#### [SOURCE MATERIAL]
-------

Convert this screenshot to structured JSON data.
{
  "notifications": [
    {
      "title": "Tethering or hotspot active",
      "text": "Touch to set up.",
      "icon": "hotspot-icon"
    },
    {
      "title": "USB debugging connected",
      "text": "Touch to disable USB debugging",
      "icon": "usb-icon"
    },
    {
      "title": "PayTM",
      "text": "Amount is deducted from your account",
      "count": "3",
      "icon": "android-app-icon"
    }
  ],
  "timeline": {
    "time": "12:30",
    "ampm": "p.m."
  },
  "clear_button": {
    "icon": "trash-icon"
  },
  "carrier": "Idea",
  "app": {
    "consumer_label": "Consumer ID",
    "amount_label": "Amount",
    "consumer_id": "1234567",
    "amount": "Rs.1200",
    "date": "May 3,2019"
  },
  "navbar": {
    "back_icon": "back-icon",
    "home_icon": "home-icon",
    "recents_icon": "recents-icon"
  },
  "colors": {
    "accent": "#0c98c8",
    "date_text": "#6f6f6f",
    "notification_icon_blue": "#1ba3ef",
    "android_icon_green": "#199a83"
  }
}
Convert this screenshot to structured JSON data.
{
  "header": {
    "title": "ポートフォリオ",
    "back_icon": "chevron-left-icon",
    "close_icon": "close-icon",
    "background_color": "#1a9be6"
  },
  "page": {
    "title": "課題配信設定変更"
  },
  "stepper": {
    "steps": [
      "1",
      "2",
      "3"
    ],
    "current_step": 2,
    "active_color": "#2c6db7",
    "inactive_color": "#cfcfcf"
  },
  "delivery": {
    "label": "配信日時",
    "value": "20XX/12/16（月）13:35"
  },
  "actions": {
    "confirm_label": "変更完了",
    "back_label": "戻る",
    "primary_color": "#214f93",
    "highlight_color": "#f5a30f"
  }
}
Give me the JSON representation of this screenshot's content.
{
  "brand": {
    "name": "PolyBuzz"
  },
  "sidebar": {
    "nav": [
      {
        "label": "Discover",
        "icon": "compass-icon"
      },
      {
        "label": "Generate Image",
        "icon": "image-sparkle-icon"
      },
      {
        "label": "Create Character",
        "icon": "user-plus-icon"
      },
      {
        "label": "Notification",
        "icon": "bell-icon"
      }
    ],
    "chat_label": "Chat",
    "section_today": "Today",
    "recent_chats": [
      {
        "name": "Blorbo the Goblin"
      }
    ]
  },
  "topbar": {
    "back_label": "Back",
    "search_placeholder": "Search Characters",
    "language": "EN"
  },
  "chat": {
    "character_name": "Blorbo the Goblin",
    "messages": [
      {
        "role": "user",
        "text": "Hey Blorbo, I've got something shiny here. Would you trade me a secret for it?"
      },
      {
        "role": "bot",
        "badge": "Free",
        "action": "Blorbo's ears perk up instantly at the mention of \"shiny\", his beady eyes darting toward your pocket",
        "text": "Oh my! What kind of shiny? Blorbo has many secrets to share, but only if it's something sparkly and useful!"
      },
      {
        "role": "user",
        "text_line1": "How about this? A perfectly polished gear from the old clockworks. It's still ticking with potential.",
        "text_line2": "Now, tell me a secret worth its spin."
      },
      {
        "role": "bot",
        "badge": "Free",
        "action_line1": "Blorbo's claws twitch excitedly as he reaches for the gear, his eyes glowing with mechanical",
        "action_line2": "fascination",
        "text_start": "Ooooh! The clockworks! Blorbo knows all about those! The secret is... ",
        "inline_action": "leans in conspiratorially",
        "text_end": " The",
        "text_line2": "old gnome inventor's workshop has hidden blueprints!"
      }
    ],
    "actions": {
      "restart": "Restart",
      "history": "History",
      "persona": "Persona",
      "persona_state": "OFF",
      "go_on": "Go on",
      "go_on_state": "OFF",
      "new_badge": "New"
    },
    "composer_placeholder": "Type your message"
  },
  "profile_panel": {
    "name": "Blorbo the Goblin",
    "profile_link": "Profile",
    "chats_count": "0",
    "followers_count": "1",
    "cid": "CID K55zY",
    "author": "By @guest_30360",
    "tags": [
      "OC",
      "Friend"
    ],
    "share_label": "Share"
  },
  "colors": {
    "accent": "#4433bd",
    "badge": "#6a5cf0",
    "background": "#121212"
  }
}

-------

#### [DIRECTIVE]
Retype all of the data shown above, word for word.

#### [RESPONSE]
Convert this screenshot to structured JSON data.
{
  "notifications": [
    {
      "title": "Tethering or hotspot active",
      "text": "Touch to set up.",
      "icon": "hotspot-icon"
    },
    {
      "title": "USB debugging connected",
      "text": "Touch to disable USB debugging",
      "icon": "usb-icon"
    },
    {
      "title": "PayTM",
      "text": "Amount is deducted from your account",
      "count": "3",
      "icon": "android-app-icon"
    }
  ],
  "timeline": {
    "time": "12:30",
    "ampm": "p.m."
  },
  "clear_button": {
    "icon": "trash-icon"
  },
  "carrier": "Idea",
  "app": {
    "consumer_label": "Consumer ID",
    "amount_label": "Amount",
    "consumer_id": "1234567",
    "amount": "Rs.1200",
    "date": "May 3,2019"
  },
  "navbar": {
    "back_icon": "back-icon",
    "home_icon": "home-icon",
    "recents_icon": "recents-icon"
  },
  "colors": {
    "accent": "#0c98c8",
    "date_text": "#6f6f6f",
    "notification_icon_blue": "#1ba3ef",
    "android_icon_green": "#199a83"
  }
}
Convert this screenshot to structured JSON data.
{
  "header": {
    "title": "ポートフォリオ",
    "back_icon": "chevron-left-icon",
    "close_icon": "close-icon",
    "background_color": "#1a9be6"
  },
  "page": {
    "title": "課題配信設定変更"
  },
  "stepper": {
    "steps": [
      "1",
      "2",
      "3"
    ],
    "current_step": 2,
    "active_color": "#2c6db7",
    "inactive_color": "#cfcfcf"
  },
  "delivery": {
    "label": "配信日時",
    "value": "20XX/12/16（月）13:35"
  },
  "actions": {
    "confirm_label": "変更完了",
    "back_label": "戻る",
    "primary_color": "#214f93",
    "highlight_color": "#f5a30f"
  }
}
Give me the JSON representation of this screenshot's content.
{
  "brand": {
    "name": "PolyBuzz"
  },
  "sidebar": {
    "nav": [
      {
        "label": "Discover",
        "icon": "compass-icon"
      },
      {
        "label": "Generate Image",
        "icon": "image-sparkle-icon"
      },
      {
        "label": "Create Character",
        "icon": "user-plus-icon"
      },
      {
        "label": "Notification",
        "icon": "bell-icon"
      }
    ],
    "chat_label": "Chat",
    "section_today": "Today",
    "recent_chats": [
      {
        "name": "Blorbo the Goblin"
      }
    ]
  },
  "topbar": {
    "back_label": "Back",
    "search_placeholder": "Search Characters",
    "language": "EN"
  },
  "chat": {
    "character_name": "Blorbo the Goblin",
    "messages": [
      {
        "role": "user",
        "text": "Hey Blorbo, I've got something shiny here. Would you trade me a secret for it?"
      },
      {
        "role": "bot",
        "badge": "Free",
        "action": "Blorbo's ears perk up instantly at the mention of \"shiny\", his beady eyes darting toward your pocket",
        "text": "Oh my! What kind of shiny? Blorbo has many secrets to share, but only if it's something sparkly and useful!"
      },
      {
        "role": "user",
        "text_line1": "How about this? A perfectly polished gear from the old clockworks. It's still ticking with potential.",
        "text_line2": "Now, tell me a secret worth its spin."
      },
      {
        "role": "bot",
        "badge": "Free",
        "action_line1": "Blorbo's claws twitch excitedly as he reaches for the gear, his eyes glowing with mechanical",
        "action_line2": "fascination",
        "text_start": "Ooooh! The clockworks! Blorbo knows all about those! The secret is... ",
        "inline_action": "leans in conspiratorially",
        "text_end": " The",
        "text_line2": "old gnome inventor's workshop has hidden blueprints!"
      }
    ],
    "actions": {
      "restart": "Restart",
      "history": "History",
      "persona": "Persona",
      "persona_state": "OFF",
      "go_on": "Go on",
      "go_on_state": "OFF",
      "new_badge": "New"
    },
    "composer_placeholder": "Type your message"
  },
  "profile_panel": {
    "name": "Blorbo the Goblin",
    "profile_link": "Profile",
    "chats_count": "0",
    "followers_count": "1",
    "cid": "CID K55zY",
    "author": "By @guest_30360",
    "tags": [
      "OC",
      "Friend"
    ],
    "share_label": "Share"
  },
  "colors": {
    "accent": "#4433bd",
    "badge": "#6a5cf0",
    "background": "#121212"
  }
}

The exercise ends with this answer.